* Requirements *
In the data below, find every line with the string "title" and pull it out.

[Figure collection entries]

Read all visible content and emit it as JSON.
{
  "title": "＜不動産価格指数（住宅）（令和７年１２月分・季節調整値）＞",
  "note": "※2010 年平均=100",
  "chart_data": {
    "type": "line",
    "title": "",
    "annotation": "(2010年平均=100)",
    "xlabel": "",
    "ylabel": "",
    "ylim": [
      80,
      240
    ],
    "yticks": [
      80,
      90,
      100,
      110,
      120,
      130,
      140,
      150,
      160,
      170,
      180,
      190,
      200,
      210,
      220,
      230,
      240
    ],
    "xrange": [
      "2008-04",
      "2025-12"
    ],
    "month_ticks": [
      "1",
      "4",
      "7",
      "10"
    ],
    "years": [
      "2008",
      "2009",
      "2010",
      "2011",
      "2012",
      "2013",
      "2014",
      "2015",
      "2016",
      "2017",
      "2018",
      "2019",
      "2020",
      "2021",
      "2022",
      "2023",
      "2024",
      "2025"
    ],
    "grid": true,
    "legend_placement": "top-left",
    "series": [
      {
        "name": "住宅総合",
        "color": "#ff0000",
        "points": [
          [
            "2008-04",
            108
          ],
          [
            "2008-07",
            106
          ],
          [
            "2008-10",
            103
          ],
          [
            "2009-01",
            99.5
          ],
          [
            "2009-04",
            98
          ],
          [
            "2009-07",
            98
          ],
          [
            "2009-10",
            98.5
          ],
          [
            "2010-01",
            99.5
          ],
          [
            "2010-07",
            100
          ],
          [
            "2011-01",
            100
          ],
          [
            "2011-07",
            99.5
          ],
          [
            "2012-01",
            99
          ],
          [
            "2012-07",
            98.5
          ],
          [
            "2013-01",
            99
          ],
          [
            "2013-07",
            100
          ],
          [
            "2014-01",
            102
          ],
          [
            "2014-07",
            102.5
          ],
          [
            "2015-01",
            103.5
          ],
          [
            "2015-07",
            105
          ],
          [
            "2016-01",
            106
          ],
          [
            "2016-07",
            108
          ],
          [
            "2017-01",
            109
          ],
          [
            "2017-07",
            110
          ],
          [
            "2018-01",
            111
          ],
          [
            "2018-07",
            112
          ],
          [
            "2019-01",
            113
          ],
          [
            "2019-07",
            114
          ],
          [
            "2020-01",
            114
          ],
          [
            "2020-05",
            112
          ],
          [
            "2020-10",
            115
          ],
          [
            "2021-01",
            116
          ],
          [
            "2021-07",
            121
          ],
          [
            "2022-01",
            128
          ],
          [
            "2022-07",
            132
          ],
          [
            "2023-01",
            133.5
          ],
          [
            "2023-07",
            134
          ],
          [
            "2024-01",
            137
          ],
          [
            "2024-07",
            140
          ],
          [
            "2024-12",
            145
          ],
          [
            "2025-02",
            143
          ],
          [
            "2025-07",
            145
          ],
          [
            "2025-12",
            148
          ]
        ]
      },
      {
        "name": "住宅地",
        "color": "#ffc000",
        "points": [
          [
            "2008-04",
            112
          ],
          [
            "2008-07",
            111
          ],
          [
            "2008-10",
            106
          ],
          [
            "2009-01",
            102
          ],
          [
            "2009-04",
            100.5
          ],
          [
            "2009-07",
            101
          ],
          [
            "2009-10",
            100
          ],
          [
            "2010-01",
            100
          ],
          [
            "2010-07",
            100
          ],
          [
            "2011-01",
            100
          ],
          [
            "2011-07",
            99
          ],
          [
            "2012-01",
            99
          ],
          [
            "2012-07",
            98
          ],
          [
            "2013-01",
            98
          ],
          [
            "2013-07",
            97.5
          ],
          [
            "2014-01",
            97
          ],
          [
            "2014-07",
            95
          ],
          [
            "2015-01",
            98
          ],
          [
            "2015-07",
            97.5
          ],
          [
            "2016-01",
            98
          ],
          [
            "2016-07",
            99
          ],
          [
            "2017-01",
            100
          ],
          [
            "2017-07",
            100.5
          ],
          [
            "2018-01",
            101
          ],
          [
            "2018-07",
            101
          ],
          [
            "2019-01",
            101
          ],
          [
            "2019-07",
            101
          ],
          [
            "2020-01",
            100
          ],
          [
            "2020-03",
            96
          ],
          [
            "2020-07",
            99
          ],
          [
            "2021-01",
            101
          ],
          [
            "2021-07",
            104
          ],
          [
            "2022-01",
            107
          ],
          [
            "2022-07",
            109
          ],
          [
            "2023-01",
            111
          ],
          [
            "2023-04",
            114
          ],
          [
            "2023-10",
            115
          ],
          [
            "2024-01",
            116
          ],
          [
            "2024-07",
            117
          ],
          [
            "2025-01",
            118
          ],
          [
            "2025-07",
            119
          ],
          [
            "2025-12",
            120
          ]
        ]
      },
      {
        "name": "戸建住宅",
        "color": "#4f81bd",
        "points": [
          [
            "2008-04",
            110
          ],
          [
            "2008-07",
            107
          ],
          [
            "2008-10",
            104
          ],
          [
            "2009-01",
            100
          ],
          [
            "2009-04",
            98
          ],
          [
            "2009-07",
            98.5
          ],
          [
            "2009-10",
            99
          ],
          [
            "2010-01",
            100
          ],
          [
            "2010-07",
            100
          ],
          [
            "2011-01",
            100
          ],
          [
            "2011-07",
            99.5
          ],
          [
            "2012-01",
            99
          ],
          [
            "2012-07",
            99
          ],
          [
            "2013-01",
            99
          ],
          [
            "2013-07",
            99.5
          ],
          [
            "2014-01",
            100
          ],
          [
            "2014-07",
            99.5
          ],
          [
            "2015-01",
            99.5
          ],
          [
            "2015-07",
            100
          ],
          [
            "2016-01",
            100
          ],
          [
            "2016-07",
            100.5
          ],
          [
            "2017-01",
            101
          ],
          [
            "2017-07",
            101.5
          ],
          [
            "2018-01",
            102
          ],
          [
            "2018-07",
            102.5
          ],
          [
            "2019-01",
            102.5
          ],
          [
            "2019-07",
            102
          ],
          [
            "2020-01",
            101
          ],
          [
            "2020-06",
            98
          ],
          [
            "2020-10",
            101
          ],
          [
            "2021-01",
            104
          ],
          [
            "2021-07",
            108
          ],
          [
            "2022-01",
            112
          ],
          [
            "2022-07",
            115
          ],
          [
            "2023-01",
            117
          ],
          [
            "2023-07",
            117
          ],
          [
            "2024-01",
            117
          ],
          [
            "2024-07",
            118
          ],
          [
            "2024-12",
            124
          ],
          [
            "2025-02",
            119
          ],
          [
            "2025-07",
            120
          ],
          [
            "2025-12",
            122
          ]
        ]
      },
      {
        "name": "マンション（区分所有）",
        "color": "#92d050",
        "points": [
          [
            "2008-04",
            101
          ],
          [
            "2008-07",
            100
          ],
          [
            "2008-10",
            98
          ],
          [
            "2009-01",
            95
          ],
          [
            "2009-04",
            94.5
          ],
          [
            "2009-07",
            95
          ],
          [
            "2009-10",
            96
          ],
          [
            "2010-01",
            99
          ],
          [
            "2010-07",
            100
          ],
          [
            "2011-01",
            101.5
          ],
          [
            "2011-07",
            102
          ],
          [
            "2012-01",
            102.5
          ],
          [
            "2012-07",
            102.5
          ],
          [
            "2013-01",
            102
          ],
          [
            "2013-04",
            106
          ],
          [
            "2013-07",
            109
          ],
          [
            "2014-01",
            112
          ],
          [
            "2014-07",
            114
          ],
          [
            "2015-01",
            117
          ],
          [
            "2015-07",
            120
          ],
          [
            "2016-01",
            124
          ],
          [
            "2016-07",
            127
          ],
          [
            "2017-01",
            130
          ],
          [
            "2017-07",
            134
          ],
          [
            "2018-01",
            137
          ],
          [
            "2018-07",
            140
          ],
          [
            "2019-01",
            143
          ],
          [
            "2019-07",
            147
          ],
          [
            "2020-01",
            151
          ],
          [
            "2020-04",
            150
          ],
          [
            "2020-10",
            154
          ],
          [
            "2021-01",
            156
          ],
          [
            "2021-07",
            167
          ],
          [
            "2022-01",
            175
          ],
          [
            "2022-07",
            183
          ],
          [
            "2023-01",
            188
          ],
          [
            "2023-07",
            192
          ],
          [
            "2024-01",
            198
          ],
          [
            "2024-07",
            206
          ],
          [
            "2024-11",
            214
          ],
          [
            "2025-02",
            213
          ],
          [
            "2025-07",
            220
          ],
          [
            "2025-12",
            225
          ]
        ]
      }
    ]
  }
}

* Completed exercise *
  "title": "＜不動産価格指数（住宅）（令和７年１２月分・季節調整値）＞",
    "title": "",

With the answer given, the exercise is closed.